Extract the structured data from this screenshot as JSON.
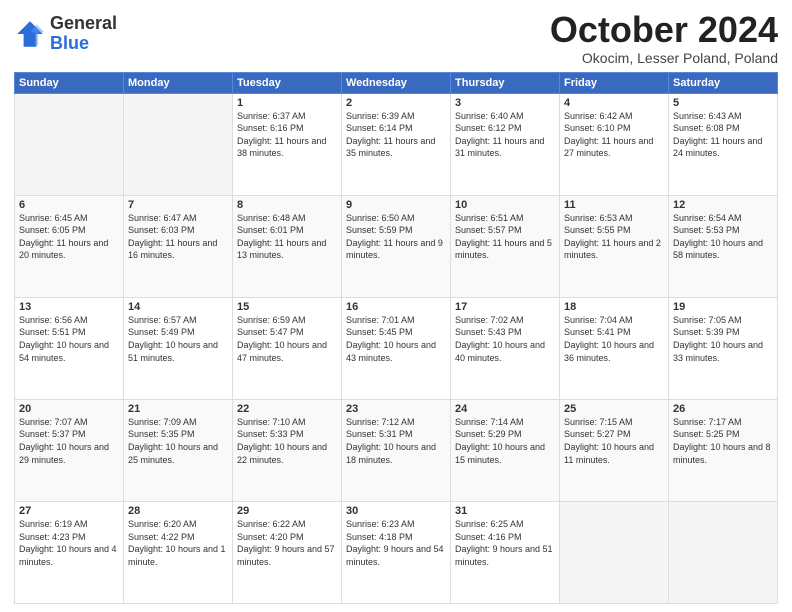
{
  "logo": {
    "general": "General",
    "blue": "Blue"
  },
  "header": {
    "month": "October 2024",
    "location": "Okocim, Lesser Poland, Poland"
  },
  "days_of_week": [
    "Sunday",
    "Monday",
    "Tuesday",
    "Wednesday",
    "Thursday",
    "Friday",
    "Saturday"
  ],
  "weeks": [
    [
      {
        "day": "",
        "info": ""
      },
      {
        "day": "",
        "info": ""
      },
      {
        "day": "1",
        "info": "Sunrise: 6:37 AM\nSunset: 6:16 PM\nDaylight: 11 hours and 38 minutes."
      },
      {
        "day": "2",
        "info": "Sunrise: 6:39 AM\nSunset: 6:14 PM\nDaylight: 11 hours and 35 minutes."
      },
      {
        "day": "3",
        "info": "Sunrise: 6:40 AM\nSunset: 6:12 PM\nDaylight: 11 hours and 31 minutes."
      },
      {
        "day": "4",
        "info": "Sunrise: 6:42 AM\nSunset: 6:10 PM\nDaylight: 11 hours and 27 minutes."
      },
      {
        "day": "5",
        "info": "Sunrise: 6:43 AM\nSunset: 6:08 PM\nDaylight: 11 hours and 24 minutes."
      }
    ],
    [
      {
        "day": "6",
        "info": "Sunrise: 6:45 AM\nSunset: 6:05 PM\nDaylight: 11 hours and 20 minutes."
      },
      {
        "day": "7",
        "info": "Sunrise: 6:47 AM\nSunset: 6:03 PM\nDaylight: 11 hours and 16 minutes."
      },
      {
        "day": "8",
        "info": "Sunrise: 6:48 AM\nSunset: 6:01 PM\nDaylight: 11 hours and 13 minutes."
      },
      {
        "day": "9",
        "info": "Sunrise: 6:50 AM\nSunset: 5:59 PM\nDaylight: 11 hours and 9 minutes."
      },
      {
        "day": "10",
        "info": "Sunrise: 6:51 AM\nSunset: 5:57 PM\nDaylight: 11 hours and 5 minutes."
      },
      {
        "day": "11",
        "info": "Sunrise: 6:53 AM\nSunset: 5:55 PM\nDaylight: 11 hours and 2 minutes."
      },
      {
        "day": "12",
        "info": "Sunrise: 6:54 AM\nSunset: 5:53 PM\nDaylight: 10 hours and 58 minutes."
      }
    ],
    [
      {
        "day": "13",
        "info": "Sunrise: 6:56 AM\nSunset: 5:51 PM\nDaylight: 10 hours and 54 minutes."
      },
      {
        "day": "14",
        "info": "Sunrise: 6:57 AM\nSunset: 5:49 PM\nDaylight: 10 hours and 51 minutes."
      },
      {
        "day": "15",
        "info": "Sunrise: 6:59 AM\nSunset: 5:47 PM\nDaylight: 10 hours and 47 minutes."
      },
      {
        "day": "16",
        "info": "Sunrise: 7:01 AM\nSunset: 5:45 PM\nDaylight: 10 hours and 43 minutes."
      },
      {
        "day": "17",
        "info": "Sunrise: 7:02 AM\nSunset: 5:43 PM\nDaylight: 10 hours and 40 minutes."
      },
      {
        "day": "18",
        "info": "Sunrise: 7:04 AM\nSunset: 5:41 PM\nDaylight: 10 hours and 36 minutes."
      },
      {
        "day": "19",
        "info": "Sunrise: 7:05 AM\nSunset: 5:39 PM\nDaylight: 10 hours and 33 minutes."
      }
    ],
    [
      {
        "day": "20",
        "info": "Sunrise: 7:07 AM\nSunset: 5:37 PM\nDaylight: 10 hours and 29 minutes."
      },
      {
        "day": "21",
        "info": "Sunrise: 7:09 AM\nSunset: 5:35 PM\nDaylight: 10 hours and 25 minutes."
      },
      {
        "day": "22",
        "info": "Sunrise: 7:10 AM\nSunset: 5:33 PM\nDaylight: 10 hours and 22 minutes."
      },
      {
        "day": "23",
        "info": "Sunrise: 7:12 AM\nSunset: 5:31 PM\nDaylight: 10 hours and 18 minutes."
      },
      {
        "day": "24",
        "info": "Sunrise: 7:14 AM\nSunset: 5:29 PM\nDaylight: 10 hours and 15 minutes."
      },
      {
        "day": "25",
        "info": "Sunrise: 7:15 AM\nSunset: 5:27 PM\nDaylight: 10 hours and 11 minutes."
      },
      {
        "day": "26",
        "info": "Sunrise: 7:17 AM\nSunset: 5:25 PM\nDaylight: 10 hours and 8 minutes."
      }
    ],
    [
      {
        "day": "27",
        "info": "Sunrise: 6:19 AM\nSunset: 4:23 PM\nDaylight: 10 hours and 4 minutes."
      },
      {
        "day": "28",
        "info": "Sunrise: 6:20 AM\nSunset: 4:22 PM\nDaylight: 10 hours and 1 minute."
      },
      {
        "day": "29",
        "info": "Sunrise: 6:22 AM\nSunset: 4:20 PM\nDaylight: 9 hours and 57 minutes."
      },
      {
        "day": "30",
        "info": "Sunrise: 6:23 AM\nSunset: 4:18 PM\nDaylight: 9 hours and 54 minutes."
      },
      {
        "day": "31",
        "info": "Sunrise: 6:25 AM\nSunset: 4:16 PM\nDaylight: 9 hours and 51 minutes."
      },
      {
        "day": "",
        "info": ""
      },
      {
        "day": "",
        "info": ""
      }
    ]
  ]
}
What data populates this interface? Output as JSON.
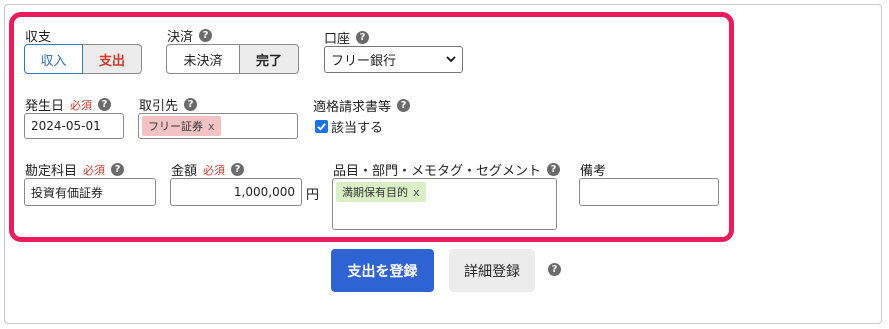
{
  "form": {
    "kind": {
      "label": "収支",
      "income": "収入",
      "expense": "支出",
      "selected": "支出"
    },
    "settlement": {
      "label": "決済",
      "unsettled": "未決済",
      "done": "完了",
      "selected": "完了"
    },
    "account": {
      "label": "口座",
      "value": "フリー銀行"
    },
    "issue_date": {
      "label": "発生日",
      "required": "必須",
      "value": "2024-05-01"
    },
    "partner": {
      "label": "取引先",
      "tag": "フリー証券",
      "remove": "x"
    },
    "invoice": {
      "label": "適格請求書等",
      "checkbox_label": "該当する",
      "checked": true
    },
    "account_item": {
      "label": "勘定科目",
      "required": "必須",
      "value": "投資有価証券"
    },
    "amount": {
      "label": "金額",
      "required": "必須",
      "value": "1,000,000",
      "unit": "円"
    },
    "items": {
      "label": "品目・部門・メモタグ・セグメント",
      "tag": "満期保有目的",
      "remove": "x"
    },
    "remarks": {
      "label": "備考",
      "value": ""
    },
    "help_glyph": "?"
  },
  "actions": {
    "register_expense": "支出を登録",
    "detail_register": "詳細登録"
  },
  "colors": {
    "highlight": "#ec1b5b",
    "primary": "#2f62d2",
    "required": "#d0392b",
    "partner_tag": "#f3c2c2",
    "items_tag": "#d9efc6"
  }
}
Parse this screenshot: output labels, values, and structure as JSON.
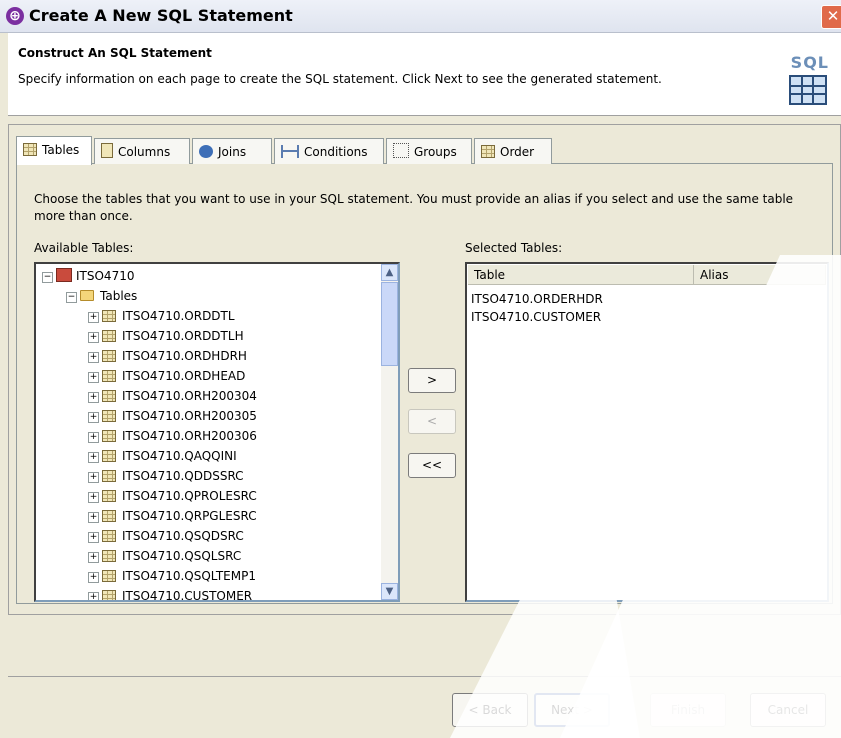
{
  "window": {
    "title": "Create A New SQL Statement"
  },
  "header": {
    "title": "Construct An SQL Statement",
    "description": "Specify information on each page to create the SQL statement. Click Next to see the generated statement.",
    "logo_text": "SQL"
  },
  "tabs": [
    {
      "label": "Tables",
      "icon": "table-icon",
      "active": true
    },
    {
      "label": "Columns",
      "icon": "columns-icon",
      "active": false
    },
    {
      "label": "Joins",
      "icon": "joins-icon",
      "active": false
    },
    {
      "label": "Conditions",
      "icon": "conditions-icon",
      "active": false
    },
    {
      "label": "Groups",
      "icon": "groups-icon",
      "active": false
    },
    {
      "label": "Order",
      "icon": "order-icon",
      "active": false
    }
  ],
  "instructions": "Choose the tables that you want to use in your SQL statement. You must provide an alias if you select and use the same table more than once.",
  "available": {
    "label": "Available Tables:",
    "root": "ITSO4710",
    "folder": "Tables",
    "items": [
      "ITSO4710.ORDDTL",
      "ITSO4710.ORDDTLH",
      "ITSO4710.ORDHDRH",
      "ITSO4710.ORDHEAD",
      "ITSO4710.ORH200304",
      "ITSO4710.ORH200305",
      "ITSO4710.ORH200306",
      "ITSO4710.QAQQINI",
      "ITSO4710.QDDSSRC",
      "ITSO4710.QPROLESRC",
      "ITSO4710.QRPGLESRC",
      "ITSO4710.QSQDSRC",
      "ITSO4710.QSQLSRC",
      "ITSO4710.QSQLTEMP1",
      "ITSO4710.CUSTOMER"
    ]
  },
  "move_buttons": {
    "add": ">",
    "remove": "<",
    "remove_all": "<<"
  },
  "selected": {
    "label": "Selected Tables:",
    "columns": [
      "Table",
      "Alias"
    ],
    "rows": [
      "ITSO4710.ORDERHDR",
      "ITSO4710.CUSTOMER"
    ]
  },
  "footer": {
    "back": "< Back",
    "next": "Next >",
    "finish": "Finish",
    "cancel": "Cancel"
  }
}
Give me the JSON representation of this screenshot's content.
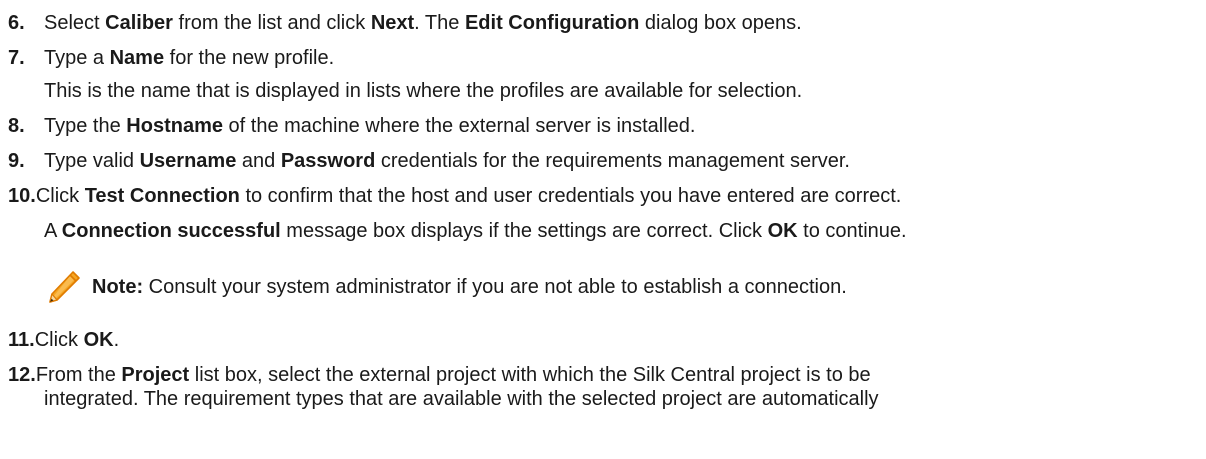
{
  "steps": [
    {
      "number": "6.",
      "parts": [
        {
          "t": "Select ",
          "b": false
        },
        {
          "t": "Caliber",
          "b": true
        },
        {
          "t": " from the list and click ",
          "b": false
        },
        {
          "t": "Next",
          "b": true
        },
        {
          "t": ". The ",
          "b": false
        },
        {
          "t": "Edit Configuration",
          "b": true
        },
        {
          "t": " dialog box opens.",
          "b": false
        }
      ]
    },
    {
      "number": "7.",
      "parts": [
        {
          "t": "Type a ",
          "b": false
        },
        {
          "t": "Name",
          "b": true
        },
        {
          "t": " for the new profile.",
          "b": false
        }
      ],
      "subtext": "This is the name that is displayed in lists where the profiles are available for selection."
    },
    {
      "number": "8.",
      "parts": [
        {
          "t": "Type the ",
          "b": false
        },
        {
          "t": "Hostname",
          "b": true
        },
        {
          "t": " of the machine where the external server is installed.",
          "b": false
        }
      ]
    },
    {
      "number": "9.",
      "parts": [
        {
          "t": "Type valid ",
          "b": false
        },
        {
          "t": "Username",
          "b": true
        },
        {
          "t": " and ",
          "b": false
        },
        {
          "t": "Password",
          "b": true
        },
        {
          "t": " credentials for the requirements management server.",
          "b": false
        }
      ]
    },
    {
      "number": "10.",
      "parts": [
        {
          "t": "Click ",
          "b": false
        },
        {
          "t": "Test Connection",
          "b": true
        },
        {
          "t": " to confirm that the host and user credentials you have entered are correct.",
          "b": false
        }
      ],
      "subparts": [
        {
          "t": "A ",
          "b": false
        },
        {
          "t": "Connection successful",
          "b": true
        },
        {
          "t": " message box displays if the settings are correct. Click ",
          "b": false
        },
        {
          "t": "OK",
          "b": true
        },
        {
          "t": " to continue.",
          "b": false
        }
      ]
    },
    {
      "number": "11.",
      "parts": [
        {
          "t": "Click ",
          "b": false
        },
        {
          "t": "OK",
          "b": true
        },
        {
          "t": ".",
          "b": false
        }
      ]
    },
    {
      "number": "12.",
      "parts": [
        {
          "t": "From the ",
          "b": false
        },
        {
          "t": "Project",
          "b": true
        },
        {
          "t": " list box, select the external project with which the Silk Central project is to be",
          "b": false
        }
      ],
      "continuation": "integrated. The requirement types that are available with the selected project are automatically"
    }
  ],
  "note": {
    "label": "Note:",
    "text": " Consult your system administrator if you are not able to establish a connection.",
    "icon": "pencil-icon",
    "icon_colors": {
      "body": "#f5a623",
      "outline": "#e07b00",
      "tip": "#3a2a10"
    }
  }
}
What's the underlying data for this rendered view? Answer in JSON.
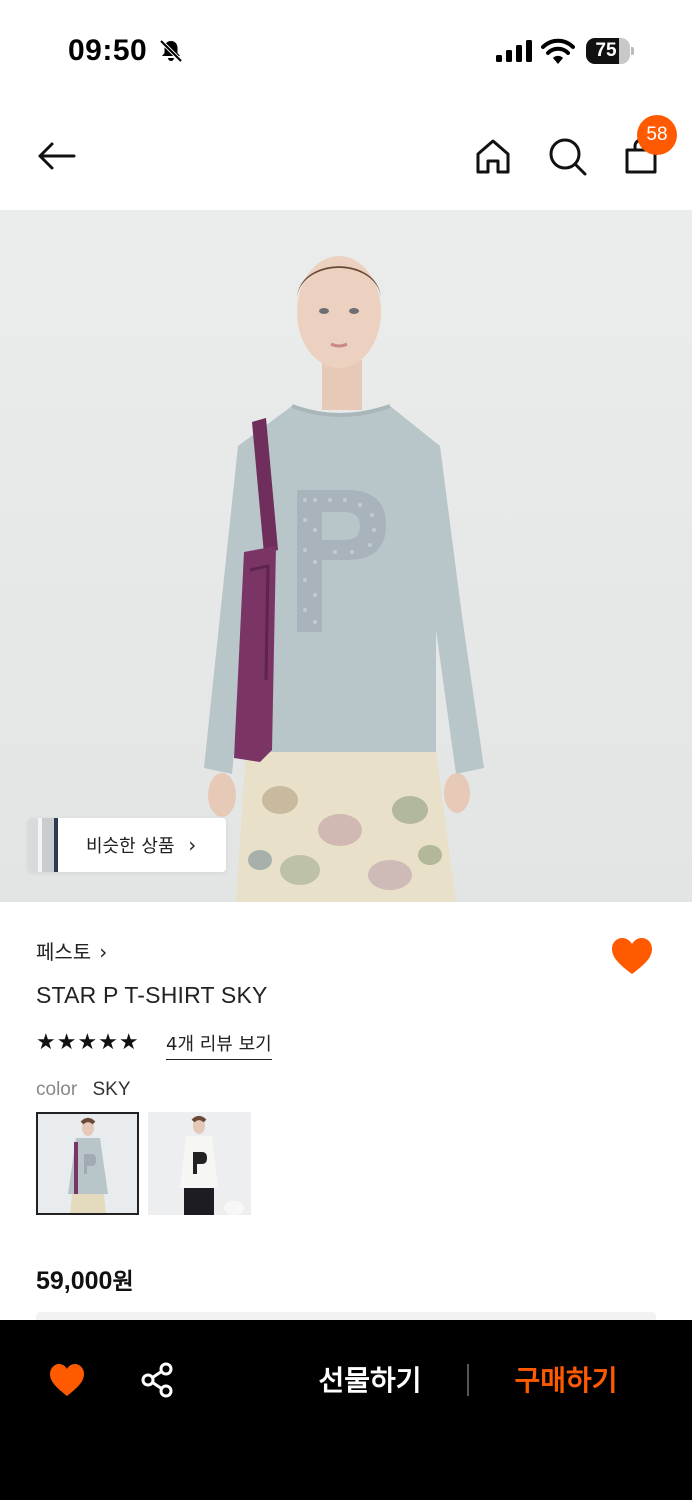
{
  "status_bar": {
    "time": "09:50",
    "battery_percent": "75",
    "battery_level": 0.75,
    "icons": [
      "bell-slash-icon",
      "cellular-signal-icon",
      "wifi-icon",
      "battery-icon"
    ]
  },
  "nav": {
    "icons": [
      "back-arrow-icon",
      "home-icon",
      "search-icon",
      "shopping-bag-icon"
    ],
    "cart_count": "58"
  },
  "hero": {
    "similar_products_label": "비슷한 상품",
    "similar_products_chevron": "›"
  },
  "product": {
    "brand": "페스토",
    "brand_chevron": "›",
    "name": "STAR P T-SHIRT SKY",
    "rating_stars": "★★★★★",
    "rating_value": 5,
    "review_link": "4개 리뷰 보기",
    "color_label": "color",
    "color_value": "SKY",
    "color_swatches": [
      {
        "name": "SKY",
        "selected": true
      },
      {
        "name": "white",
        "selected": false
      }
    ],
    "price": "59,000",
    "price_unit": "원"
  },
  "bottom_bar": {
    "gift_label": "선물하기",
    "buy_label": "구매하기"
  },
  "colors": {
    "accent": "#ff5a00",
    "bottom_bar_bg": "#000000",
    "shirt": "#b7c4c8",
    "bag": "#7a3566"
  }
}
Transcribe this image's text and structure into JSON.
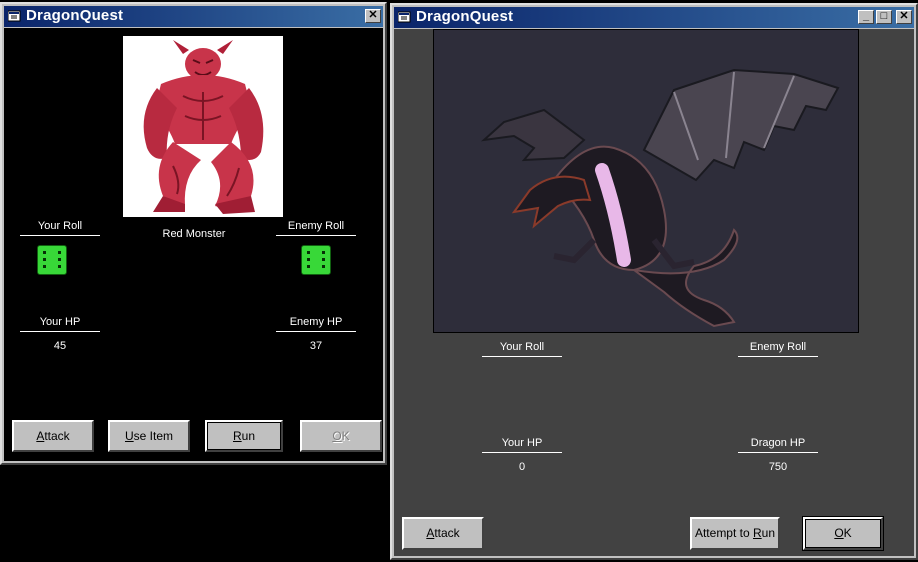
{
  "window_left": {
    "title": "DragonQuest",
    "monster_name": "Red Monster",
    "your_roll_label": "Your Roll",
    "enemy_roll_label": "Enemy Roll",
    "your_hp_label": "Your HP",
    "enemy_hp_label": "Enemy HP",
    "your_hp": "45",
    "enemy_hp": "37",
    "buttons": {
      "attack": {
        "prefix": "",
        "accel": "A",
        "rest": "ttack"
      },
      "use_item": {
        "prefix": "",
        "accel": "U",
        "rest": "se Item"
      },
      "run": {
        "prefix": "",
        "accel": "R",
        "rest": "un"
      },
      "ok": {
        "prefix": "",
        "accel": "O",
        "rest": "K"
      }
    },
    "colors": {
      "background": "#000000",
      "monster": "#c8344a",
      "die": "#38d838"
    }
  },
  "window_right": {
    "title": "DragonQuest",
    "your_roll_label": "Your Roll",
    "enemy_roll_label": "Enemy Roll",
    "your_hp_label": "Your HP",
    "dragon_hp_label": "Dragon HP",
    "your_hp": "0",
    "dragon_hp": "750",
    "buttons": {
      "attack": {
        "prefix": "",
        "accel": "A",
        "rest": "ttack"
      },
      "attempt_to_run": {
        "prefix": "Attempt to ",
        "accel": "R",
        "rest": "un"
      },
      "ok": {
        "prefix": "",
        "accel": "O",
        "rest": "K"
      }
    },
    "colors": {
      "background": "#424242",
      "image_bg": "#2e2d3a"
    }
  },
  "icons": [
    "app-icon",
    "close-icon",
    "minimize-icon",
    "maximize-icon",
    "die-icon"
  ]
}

----------

(YOUR GOAL): Keep only those lines of the records that hold "with", and return them.

(EXERCISE OUTPUT):
          "t": " list box, select the external project with which the Silk Central project is to be",
      "continuation": "integrated. The requirement types that are available with the selected project are automatically"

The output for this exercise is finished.